TEKS HASIL EKSTRAKSI:

━━━━

Nalar
Ilmiah Bernama Logika
|
Logika Manusia |
Manusia fitrahnya berkemampuan menalar, yaitu
mampu untuk berpikir secara logis dan analistis, dan diakhiri dengan
kesimpulan.4 Kemampuan ini berkembang karena didukung bahasa sebagai sarana
komunikasi verbalnya,5 sehingga hal-hal yang sifatnya abstrak sekalipun mampu
mereka kembangkan, hingga akhirnya sampai pada tingkatan yang dapat dipahami
dengan mudah. Karena hal inilah mengapa dalam istilah Aristoteles manusia ia
sebut sebagai animal rationale.6 Oleh sebab itu seorang Cendekiawan
seharusnya bekerja secara sistematis, berfikir, dan berlogika serta menghindari
diri dari subyektifitas pertimbangannya, meskipun hal ini tidak mutlak.
Ketidakpuasan
atas keilmuan yang dibangun diatas pemikiran awam terus mendorong berbagai
disiplin keilmuan, salah satunya adalah filsafat. Filsafat mengurai kembali
semua asumsi tersebut guna mendapatkan sebuah pengetahuan yang hakiki.7 Setiap
kepala memiliki pemikirannya masing-masing, begitu pula dengan para ilmuan,
setiap individu merujuk pada filsatat yang sama, yaitu penggunaan metode Ilmiah
dalam menyelesaikan sebuah problematika keilmuan yang mereka hadapi.8 Karena
penggunaan metode ilmiah dalam sebuah wacana keilmuan dapat meringankan ilmuan
dan pengikutnya dalam melacak kebenaran wacana mereka tersebut. Sehigga
akhirnya lahirlah sebuah asumsi bahwa dalam pengetahuan ilmiah semua kebenaran
dapat dipertanggung jawabkan, meskipun hanya atas nama logika. Karena pada
hakekatnya setiap kebenaran ilmiah selalu diperkuat dengan adanya bukti-bukti
empiris maupun indrawi yang mengikutinya. Sehingga dalam proses berfikir ilmiah
ataupun sebuah pencapaian pemahaman final perlu ditopang dengan logika.

━━━━

KUMPULAN DATA:
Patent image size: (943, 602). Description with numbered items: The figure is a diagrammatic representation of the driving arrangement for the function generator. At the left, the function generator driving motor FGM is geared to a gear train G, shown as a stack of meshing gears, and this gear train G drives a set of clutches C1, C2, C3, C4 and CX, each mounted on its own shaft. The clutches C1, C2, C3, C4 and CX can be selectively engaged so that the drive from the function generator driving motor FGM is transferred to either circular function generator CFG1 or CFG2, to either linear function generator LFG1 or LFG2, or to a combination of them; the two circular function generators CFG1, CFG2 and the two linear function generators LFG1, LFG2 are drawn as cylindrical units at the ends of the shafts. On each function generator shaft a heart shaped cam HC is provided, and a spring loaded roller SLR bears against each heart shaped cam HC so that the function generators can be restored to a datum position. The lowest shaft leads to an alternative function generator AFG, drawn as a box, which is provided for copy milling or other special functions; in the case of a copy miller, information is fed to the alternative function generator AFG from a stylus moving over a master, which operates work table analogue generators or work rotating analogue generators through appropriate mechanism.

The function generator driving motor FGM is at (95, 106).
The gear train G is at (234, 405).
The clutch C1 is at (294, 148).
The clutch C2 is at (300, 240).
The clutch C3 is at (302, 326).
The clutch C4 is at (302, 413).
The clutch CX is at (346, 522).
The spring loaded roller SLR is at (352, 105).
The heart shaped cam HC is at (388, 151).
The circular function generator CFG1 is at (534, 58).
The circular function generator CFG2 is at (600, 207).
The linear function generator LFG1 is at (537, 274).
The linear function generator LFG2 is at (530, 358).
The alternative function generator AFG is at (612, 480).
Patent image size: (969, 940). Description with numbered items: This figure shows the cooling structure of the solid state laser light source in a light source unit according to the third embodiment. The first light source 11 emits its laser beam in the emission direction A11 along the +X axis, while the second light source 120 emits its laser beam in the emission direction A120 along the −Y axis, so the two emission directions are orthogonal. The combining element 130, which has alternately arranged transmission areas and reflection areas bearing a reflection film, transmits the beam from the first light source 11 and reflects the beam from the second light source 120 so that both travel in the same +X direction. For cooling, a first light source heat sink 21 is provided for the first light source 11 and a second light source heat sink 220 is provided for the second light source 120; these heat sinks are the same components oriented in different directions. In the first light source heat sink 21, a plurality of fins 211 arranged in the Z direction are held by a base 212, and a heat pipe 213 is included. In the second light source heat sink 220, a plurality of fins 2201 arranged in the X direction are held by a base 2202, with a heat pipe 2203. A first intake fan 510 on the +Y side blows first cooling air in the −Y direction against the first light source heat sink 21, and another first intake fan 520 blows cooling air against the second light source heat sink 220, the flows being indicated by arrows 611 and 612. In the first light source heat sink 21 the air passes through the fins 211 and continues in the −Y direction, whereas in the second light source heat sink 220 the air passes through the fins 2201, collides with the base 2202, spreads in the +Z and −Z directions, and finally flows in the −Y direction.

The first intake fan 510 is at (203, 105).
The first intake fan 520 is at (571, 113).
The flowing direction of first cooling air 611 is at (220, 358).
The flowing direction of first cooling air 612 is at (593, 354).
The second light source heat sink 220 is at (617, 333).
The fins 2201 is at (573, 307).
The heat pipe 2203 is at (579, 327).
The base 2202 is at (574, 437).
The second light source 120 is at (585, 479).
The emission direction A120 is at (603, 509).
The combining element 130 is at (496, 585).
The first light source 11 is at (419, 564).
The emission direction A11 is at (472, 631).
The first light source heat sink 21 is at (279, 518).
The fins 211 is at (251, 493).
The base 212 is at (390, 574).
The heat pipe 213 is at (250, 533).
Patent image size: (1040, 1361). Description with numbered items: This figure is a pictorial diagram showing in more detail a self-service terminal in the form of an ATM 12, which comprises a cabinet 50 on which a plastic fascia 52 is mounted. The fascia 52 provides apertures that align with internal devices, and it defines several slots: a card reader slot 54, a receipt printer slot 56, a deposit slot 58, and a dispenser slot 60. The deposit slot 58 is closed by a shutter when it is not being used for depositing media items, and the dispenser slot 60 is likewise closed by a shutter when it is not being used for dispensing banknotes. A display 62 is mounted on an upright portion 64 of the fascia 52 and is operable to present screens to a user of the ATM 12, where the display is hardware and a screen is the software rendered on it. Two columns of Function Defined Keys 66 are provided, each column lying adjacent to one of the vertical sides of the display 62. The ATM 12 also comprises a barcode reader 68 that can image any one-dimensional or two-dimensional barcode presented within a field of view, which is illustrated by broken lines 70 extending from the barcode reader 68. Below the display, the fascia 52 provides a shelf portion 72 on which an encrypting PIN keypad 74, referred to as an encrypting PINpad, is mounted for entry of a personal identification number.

━━━━

DAFTAR TUGAS:
1. Tuliskan ulang seluruh teks tentang nalar ilmiah dan logika tanpa mengubah apa pun.
2. Tolong susun baris-baris dari daftar sebagai list JSON berisi string, satu string untuk setiap baris dan tanpa baris kosong: mulai dari baris yang memuat "Patent image size: (969, 940).", lalu berhenti setelah baris yang memuat "The first intake fan 520 is at (571, 113).". Sertakan hanya baris-baris tersebut.

JAWABAN LATIHAN:
1.
Nalar
Ilmiah Bernama Logika
|
Logika Manusia |
Manusia fitrahnya berkemampuan menalar, yaitu
mampu untuk berpikir secara logis dan analistis, dan diakhiri dengan
kesimpulan.4 Kemampuan ini berkembang karena didukung bahasa sebagai sarana
komunikasi verbalnya,5 sehingga hal-hal yang sifatnya abstrak sekalipun mampu
mereka kembangkan, hingga akhirnya sampai pada tingkatan yang dapat dipahami
dengan mudah. Karena hal inilah mengapa dalam istilah Aristoteles manusia ia
sebut sebagai animal rationale.6 Oleh sebab itu seorang Cendekiawan
seharusnya bekerja secara sistematis, berfikir, dan berlogika serta menghindari
diri dari subyektifitas pertimbangannya, meskipun hal ini tidak mutlak.
Ketidakpuasan
atas keilmuan yang dibangun diatas pemikiran awam terus mendorong berbagai
disiplin keilmuan, salah satunya adalah filsafat. Filsafat mengurai kembali
semua asumsi tersebut guna mendapatkan sebuah pengetahuan yang hakiki.7 Setiap
kepala memiliki pemikirannya masing-masing, begitu pula dengan para ilmuan,
setiap individu merujuk pada filsatat yang sama, yaitu penggunaan metode Ilmiah
dalam menyelesaikan sebuah problematika keilmuan yang mereka hadapi.8 Karena
penggunaan metode ilmiah dalam sebuah wacana keilmuan dapat meringankan ilmuan
dan pengikutnya dalam melacak kebenaran wacana mereka tersebut. Sehigga
akhirnya lahirlah sebuah asumsi bahwa dalam pengetahuan ilmiah semua kebenaran
dapat dipertanggung jawabkan, meskipun hanya atas nama logika. Karena pada
hakekatnya setiap kebenaran ilmiah selalu diperkuat dengan adanya bukti-bukti
empiris maupun indrawi yang mengikutinya. Sehingga dalam proses berfikir ilmiah
ataupun sebuah pencapaian pemahaman final perlu ditopang dengan logika.

2.
[
  "Patent image size: (969, 940). Description with numbered items: This figure shows the cooling structure of the solid state laser light source in a light source unit according to the third embodiment. The first light source 11 emits its laser beam in the emission direction A11 along the +X axis, while the second light source 120 emits its laser beam in the emission direction A120 along the −Y axis, so the two emission directions are orthogonal. The combining element 130, which has alternately arranged transmission areas and reflection areas bearing a reflection film, transmits the beam from the first light source 11 and reflects the beam from the second light source 120 so that both travel in the same +X direction. For cooling, a first light source heat sink 21 is provided for the first light source 11 and a second light source heat sink 220 is provided for the second light source 120; these heat sinks are the same components oriented in different directions. In the first light source heat sink 21, a plurality of fins 211 arranged in the Z direction are held by a base 212, and a heat pipe 213 is included. In the second light source heat sink 220, a plurality of fins 2201 arranged in the X direction are held by a base 2202, with a heat pipe 2203. A first intake fan 510 on the +Y side blows first cooling air in the −Y direction against the first light source heat sink 21, and another first intake fan 520 blows cooling air against the second light source heat sink 220, the flows being indicated by arrows 611 and 612. In the first light source heat sink 21 the air passes through the fins 211 and continues in the −Y direction, whereas in the second light source heat sink 220 the air passes through the fins 2201, collides with the base 2202, spreads in the +Z and −Z directions, and finally flows in the −Y direction.",
  "The first intake fan 510 is at (203, 105).",
  "The first intake fan 520 is at (571, 113)."
]